(DATA TO USE):
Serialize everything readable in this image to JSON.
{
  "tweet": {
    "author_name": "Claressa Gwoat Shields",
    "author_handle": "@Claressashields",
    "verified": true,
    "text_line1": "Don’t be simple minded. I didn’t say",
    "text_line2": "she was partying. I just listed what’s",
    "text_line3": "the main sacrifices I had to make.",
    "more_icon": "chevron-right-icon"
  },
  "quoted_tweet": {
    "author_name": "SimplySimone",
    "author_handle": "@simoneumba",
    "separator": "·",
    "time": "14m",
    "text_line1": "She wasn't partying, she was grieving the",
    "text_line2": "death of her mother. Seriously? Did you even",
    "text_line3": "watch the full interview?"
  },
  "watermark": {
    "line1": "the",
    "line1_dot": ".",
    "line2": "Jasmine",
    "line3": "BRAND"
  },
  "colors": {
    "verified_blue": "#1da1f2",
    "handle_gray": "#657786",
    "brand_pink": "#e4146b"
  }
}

(TASK INSTRUCTIONS): Show the lines of the records that contain the word "partying".

(THE OUTPUT):
    "text_line2": "she was partying. I just listed what’s",
    "text_line1": "She wasn't partying, she was grieving the",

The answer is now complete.